● **THE TASK**:
Output every entry exactly as written.

● **DATA RECORDS**:

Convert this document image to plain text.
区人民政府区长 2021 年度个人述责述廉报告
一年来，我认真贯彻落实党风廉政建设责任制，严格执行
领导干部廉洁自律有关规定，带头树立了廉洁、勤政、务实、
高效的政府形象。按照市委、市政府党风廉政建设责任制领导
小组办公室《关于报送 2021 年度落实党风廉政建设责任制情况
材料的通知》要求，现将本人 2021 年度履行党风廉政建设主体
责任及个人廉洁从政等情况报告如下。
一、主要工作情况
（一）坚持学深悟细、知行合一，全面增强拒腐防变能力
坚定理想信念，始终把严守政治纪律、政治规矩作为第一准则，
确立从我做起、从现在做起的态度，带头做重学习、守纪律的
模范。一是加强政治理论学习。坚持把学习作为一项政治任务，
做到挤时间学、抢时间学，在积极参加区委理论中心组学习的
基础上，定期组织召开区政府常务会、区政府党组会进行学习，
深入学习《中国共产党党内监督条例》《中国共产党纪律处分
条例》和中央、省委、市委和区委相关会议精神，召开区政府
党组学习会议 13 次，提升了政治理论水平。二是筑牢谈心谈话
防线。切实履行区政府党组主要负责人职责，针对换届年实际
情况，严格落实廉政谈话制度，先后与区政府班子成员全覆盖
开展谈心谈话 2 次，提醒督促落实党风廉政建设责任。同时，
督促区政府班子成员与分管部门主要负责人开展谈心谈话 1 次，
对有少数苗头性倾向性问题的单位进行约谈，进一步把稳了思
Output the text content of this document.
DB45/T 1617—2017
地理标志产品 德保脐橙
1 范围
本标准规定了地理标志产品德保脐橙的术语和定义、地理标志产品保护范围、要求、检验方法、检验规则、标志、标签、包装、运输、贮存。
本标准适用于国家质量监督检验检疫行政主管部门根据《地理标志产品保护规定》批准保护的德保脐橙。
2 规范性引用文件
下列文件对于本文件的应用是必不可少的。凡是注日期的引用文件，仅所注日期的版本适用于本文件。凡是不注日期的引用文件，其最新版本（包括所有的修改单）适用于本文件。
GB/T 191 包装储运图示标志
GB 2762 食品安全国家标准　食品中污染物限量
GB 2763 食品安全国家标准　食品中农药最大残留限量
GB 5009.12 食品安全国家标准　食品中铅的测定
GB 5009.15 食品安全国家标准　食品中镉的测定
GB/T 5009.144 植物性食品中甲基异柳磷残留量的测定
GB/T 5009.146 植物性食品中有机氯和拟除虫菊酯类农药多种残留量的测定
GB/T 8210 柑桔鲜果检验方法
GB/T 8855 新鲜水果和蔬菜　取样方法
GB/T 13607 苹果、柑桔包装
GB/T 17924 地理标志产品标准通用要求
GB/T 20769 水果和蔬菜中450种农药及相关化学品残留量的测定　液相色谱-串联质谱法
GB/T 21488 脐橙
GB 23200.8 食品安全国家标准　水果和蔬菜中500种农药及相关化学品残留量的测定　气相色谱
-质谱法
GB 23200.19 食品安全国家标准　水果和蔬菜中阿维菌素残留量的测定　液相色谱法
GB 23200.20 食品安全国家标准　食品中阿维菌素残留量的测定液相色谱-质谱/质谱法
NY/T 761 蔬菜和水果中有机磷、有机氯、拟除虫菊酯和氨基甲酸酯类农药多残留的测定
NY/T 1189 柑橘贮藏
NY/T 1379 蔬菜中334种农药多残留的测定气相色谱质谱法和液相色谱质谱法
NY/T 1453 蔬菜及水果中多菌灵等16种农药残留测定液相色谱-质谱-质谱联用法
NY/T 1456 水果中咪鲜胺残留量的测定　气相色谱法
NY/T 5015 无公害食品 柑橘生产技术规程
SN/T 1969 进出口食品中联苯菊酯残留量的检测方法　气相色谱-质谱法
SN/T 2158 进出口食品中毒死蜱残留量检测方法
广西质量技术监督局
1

● **IN RESPONSE**:
Convert this document image to plain text.
区人民政府区长 2021 年度个人述责述廉报告
一年来，我认真贯彻落实党风廉政建设责任制，严格执行
领导干部廉洁自律有关规定，带头树立了廉洁、勤政、务实、
高效的政府形象。按照市委、市政府党风廉政建设责任制领导
小组办公室《关于报送 2021 年度落实党风廉政建设责任制情况
材料的通知》要求，现将本人 2021 年度履行党风廉政建设主体
责任及个人廉洁从政等情况报告如下。
一、主要工作情况
（一）坚持学深悟细、知行合一，全面增强拒腐防变能力
坚定理想信念，始终把严守政治纪律、政治规矩作为第一准则，
确立从我做起、从现在做起的态度，带头做重学习、守纪律的
模范。一是加强政治理论学习。坚持把学习作为一项政治任务，
做到挤时间学、抢时间学，在积极参加区委理论中心组学习的
基础上，定期组织召开区政府常务会、区政府党组会进行学习，
深入学习《中国共产党党内监督条例》《中国共产党纪律处分
条例》和中央、省委、市委和区委相关会议精神，召开区政府
党组学习会议 13 次，提升了政治理论水平。二是筑牢谈心谈话
防线。切实履行区政府党组主要负责人职责，针对换届年实际
情况，严格落实廉政谈话制度，先后与区政府班子成员全覆盖
开展谈心谈话 2 次，提醒督促落实党风廉政建设责任。同时，
督促区政府班子成员与分管部门主要负责人开展谈心谈话 1 次，
对有少数苗头性倾向性问题的单位进行约谈，进一步把稳了思
Output the text content of this document.
DB45/T 1617—2017
地理标志产品 德保脐橙
1 范围
本标准规定了地理标志产品德保脐橙的术语和定义、地理标志产品保护范围、要求、检验方法、检验规则、标志、标签、包装、运输、贮存。
本标准适用于国家质量监督检验检疫行政主管部门根据《地理标志产品保护规定》批准保护的德保脐橙。
2 规范性引用文件
下列文件对于本文件的应用是必不可少的。凡是注日期的引用文件，仅所注日期的版本适用于本文件。凡是不注日期的引用文件，其最新版本（包括所有的修改单）适用于本文件。
GB/T 191 包装储运图示标志
GB 2762 食品安全国家标准　食品中污染物限量
GB 2763 食品安全国家标准　食品中农药最大残留限量
GB 5009.12 食品安全国家标准　食品中铅的测定
GB 5009.15 食品安全国家标准　食品中镉的测定
GB/T 5009.144 植物性食品中甲基异柳磷残留量的测定
GB/T 5009.146 植物性食品中有机氯和拟除虫菊酯类农药多种残留量的测定
GB/T 8210 柑桔鲜果检验方法
GB/T 8855 新鲜水果和蔬菜　取样方法
GB/T 13607 苹果、柑桔包装
GB/T 17924 地理标志产品标准通用要求
GB/T 20769 水果和蔬菜中450种农药及相关化学品残留量的测定　液相色谱-串联质谱法
GB/T 21488 脐橙
GB 23200.8 食品安全国家标准　水果和蔬菜中500种农药及相关化学品残留量的测定　气相色谱
-质谱法
GB 23200.19 食品安全国家标准　水果和蔬菜中阿维菌素残留量的测定　液相色谱法
GB 23200.20 食品安全国家标准　食品中阿维菌素残留量的测定液相色谱-质谱/质谱法
NY/T 761 蔬菜和水果中有机磷、有机氯、拟除虫菊酯和氨基甲酸酯类农药多残留的测定
NY/T 1189 柑橘贮藏
NY/T 1379 蔬菜中334种农药多残留的测定气相色谱质谱法和液相色谱质谱法
NY/T 1453 蔬菜及水果中多菌灵等16种农药残留测定液相色谱-质谱-质谱联用法
NY/T 1456 水果中咪鲜胺残留量的测定　气相色谱法
NY/T 5015 无公害食品 柑橘生产技术规程
SN/T 1969 进出口食品中联苯菊酯残留量的检测方法　气相色谱-质谱法
SN/T 2158 进出口食品中毒死蜱残留量检测方法
广西质量技术监督局
1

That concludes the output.